* _Texte fourni_:
===

Comme mes écoliers ne m’occupaient pas beaucoup, et que sa ville natale n’était qu’à quatre lieues de Lausanne, j’y fis une promenade de deux ou trois jours durant lesquels la plus douce émotion ne me quitta point. L’aspect du lac de Genève et de ses admirables côtes eut toujours à mes yeux un attrait particulier que je ne saurais expliquer, et qui ne tient pas seulement à la beauté du spectacle, mais à je ne sais quoi de plus intéressant qui m’affecte et m’attendrit. Toutes les fois que j’approche du pays de Vaud, j’éprouve une impression composée du souvenir de Mme de Warens qui y est née, de mon père qui y vivait, de Mlle de Vulson qui y eut les prémices de mon cœur, de plusieurs voyages de plaisir que j’y fis dans mon enfance, et, ce me semble, de quelque autre cause encore, plus secrète et plus forte que tout cela. Quand l’ardent désir de cette vie heureuse et douce qui me fuit et pour laquelle j’étais né vient enflammer mon imagination, c’est toujours au pays de Vaud, près du lac, dans des campagnes charmantes, qu’elle se fixe. Il me faut absolument un verger au bord de ce lac et non pas d’un autre; il me faut un ami sûr, une femme aimable, une vache et un petit bateau. Je ne jouirai d’un bonheur parfait sur la terre que quand j’aurai tout cela. Je ris de la simplicité avec laquelle je suis allé plusieurs fois dans ce pays-là uniquement pour y chercher ce bonheur imaginaire. J’étais toujours surpris d’y trouver les habitants, surtout les femmes, d’un tout autre caractère que celui que j’y cherchais. Combien cela me semblait disparate! Le pays et le peuple dont il est couvert ne m’ont jamais paru faits l’un pour l’autre.

Dans ce voyage de Vevey, je me livrais, en suivant ce beau rivage, à la plus douce mélancolie. Mon cœur s’élançait avec ardeur à mille félicités innocentes: je m’attendrissais, je soupirais, et pleurais comme un enfant. Combien de fois, m’arrêtant pour pleurer à mon aise, assis sur une grosse pierre, je me suis amusé à voir tomber mes larmes dans l’eau!

J’allai à Vevey loger à La Clef, et pendant deux jours que j’y restai sans voir personne, je pris pour cette ville un amour qui m’a suivi dans tous mes voyages, et qui m’y a fait établir enfin les héros de mon roman. Je dirais volontiers à ceux qui ont du goût et qui sont sensibles: Allez à Vevey, visitez le pays, examinez les sites, promenez-vous sur le lac, et dites si la nature n’a pas fait ce beau pays pour une Julie, pour une Claire, et pour un Saint-Preux; mais ne les y cherchez pas. Je reviens à mon histoire.

===

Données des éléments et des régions
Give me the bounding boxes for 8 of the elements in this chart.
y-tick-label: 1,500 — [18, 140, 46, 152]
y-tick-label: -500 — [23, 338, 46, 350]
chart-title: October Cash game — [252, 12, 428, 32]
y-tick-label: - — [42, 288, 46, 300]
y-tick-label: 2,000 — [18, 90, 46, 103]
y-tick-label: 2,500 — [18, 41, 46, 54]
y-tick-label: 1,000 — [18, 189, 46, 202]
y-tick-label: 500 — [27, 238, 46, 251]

===

* _Tâche à réaliser_: Citez mot pour mot le passage du texte fourni qui commence par « J’allai à Vevey » et se poursuit jusqu'à « à mon histoire. » inclus. Les items constituent un matériel distinct du texte.

* _Solution proposée_:
J’allai à Vevey loger à La Clef, et pendant deux jours que j’y restai sans voir personne, je pris pour cette ville un amour qui m’a suivi dans tous mes voyages, et qui m’y a fait établir enfin les héros de mon roman. Je dirais volontiers à ceux qui ont du goût et qui sont sensibles: Allez à Vevey, visitez le pays, examinez les sites, promenez-vous sur le lac, et dites si la nature n’a pas fait ce beau pays pour une Julie, pour une Claire, et pour un Saint-Preux; mais ne les y cherchez pas. Je reviens à mon histoire.